- Task directions: Lines holding the string "Form" are the ones to copy; find them all in the data.

[Entries taken from a collection]

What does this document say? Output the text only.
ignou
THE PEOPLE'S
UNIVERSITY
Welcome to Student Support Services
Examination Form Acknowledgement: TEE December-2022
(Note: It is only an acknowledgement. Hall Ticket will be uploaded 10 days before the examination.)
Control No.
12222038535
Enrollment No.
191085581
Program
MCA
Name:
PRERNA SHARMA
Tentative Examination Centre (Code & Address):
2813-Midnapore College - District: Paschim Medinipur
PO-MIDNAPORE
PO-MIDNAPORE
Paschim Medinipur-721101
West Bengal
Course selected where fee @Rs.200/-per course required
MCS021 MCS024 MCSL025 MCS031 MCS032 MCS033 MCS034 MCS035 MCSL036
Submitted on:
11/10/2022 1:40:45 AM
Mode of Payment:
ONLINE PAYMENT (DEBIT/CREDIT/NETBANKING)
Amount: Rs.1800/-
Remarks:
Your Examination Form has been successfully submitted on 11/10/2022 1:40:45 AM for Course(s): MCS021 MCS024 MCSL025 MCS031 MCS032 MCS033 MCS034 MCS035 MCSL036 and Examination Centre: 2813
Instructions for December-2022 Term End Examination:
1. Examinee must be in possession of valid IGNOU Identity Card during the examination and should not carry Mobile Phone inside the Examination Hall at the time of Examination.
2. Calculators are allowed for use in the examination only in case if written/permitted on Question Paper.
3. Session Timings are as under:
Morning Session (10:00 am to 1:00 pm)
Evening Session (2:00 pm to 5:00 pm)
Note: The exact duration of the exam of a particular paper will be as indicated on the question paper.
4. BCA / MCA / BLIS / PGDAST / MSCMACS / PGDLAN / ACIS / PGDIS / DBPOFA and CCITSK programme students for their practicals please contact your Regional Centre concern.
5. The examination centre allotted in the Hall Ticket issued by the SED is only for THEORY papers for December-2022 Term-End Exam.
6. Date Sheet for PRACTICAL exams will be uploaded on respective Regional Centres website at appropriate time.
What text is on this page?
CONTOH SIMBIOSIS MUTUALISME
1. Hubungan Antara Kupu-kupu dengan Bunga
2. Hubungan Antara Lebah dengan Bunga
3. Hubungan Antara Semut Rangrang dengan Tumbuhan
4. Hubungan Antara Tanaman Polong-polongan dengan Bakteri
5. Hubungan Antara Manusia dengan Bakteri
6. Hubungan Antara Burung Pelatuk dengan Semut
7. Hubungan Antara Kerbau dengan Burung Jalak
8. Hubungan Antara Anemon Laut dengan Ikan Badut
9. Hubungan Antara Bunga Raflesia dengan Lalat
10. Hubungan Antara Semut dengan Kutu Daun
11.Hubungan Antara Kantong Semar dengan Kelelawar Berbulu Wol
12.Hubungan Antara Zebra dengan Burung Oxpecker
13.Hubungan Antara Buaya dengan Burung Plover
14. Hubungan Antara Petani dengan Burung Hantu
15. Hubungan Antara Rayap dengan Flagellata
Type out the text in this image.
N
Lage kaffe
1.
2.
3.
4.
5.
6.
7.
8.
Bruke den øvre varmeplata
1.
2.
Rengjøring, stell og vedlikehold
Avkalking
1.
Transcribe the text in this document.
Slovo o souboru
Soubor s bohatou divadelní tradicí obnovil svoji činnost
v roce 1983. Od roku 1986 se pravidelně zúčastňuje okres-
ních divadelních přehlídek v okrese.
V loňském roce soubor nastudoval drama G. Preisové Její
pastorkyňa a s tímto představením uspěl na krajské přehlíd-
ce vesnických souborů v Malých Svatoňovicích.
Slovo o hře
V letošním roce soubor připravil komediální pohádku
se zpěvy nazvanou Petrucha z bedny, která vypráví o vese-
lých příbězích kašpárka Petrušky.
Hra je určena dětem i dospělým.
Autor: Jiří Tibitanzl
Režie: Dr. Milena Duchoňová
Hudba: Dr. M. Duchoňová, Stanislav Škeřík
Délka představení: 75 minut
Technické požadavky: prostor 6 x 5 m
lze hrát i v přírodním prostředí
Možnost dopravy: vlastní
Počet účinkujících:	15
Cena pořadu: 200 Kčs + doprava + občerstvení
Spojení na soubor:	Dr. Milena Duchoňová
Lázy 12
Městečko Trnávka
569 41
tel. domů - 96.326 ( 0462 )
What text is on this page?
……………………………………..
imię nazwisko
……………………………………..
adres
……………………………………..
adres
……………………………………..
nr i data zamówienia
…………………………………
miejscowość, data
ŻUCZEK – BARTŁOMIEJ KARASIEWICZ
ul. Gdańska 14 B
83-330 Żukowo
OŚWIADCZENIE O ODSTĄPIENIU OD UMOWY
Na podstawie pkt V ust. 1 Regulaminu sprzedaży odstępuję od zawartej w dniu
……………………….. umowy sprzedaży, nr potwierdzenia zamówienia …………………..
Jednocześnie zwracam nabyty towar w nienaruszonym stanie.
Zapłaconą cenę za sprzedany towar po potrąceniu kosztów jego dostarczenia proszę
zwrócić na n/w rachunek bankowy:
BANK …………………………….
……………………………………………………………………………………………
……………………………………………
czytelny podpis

- Written solution:
Examination Form Acknowledgement: TEE December-2022
Your Examination Form has been successfully submitted on 11/10/2022 1:40:45 AM for Course(s): MCS021 MCS024 MCSL025 MCS031 MCS032 MCS033 MCS034 MCS035 MCSL036 and Examination Centre: 2813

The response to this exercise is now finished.